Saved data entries
::::

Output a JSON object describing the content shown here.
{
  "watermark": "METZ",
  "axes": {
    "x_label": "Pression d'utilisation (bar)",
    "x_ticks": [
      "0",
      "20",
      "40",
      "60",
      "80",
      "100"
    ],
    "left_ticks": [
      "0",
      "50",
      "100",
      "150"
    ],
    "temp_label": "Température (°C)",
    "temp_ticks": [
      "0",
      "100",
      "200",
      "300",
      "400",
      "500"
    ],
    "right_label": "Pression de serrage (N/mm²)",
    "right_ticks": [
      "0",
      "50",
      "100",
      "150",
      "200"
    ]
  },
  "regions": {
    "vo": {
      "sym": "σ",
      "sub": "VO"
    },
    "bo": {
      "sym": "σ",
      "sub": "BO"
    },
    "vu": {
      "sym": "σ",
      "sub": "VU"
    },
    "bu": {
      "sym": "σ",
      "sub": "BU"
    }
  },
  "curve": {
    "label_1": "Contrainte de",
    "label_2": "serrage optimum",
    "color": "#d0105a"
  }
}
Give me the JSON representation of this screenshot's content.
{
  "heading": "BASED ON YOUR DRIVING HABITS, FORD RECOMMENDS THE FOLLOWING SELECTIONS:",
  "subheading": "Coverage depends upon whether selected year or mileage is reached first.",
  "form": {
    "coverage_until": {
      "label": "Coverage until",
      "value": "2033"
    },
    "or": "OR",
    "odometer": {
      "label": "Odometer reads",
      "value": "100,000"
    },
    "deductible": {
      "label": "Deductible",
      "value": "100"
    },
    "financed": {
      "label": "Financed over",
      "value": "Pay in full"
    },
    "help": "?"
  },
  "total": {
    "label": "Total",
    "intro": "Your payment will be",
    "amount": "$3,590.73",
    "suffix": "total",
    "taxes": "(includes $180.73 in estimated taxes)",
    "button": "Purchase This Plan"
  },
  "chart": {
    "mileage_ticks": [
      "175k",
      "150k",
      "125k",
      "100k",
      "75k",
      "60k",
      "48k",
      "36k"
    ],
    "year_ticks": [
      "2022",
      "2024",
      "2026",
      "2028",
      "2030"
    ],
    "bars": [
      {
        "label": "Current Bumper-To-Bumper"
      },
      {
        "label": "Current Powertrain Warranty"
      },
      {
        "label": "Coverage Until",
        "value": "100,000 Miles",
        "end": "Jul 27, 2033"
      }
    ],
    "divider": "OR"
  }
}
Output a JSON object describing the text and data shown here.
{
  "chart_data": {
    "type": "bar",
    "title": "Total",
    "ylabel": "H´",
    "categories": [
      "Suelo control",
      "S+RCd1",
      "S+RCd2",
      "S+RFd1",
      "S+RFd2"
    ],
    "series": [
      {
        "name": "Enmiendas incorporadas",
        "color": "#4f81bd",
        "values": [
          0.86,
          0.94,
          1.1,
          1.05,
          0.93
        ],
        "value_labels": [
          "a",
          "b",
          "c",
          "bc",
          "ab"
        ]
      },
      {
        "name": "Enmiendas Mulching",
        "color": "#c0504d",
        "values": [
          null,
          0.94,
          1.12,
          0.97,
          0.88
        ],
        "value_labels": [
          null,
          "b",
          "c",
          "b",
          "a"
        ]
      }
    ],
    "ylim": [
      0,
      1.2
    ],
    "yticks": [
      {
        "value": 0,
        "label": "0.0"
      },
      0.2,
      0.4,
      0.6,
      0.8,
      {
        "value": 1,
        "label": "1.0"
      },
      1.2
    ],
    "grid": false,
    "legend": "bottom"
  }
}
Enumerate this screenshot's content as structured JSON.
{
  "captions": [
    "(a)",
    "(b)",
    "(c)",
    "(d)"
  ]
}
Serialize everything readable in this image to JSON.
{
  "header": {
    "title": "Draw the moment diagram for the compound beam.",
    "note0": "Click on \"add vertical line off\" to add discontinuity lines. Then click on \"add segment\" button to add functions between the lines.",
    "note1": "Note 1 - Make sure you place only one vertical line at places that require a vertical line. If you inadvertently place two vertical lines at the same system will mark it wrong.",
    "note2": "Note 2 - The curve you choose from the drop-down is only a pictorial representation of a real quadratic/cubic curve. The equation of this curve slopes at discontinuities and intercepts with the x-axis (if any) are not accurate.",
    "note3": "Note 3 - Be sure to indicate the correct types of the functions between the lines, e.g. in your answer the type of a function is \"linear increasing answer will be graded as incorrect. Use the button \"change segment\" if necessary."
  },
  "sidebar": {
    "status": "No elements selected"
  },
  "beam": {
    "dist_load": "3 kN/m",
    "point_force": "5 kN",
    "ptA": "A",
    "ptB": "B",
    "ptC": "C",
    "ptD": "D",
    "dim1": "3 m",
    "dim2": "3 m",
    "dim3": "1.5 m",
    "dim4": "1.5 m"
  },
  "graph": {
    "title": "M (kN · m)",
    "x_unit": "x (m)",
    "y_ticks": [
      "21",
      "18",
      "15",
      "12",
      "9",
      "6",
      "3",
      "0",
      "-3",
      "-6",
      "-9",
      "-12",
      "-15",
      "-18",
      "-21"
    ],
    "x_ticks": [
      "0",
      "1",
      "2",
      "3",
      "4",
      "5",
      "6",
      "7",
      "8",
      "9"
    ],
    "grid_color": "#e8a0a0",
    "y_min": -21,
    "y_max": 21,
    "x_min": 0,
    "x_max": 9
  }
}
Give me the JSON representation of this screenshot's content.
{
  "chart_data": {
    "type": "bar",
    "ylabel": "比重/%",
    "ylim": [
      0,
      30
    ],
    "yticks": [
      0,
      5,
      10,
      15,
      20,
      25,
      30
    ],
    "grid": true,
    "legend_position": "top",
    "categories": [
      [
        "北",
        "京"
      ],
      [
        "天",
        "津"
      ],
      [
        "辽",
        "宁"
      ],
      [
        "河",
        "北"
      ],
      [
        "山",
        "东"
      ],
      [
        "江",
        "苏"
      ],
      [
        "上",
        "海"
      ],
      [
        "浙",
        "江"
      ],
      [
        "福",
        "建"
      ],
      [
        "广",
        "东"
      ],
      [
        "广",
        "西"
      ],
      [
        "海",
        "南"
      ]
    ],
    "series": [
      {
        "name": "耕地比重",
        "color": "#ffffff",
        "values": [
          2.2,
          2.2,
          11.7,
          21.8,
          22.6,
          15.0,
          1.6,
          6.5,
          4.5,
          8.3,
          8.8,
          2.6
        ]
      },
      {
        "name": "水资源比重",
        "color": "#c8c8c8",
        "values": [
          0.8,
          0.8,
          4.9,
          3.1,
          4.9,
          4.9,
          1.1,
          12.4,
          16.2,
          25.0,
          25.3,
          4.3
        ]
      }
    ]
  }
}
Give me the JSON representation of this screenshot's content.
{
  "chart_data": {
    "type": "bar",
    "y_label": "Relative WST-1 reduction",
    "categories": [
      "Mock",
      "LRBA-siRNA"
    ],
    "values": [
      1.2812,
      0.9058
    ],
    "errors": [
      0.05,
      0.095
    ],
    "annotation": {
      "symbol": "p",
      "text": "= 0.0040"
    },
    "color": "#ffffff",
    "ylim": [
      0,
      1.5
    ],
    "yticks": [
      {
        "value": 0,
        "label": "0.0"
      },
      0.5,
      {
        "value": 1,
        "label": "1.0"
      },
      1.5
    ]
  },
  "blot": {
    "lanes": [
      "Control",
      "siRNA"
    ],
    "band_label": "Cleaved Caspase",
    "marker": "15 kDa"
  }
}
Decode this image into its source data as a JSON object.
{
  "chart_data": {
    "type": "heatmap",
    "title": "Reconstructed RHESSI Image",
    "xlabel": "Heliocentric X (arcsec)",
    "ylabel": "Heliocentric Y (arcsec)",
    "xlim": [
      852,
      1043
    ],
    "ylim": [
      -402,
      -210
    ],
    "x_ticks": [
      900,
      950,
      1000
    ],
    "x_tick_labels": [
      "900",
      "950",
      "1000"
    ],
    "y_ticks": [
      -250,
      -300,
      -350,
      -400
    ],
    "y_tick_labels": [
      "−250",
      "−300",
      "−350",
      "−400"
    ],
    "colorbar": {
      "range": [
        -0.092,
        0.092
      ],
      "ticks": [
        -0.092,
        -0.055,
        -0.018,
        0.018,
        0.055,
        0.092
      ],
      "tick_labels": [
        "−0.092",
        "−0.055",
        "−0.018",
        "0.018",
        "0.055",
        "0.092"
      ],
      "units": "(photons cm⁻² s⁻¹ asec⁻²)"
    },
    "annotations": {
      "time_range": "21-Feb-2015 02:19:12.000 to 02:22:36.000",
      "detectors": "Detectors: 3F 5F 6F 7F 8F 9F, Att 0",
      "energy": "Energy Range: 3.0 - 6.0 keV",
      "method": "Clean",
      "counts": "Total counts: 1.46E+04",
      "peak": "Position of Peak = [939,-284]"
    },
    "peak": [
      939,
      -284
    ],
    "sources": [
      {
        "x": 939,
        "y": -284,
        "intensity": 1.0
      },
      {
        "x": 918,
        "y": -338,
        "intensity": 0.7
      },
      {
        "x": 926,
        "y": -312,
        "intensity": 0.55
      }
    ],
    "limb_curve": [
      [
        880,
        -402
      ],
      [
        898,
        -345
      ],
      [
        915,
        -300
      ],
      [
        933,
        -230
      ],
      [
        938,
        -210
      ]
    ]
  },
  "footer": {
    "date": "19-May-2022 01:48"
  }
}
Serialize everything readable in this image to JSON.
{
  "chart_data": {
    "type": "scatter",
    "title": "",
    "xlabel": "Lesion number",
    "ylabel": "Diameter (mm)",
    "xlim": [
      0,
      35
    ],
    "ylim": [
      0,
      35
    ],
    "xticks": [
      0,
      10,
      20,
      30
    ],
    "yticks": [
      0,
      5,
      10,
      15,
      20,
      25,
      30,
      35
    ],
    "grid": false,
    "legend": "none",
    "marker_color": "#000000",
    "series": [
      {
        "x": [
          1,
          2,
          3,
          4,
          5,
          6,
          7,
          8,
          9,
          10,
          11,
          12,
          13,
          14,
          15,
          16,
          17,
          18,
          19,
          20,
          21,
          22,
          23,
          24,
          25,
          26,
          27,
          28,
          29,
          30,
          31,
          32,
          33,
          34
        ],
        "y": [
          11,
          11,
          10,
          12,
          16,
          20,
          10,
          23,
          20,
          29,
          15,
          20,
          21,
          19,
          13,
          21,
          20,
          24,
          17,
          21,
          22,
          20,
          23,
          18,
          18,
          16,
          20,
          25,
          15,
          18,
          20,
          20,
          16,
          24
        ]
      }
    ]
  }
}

::::

*Directions for this task*
Check each line of the entries above for the word "text". List the ones that have it.

*Output of the exercise*
Output a JSON object describing the text and data shown here.
      "text": "= 0.0040"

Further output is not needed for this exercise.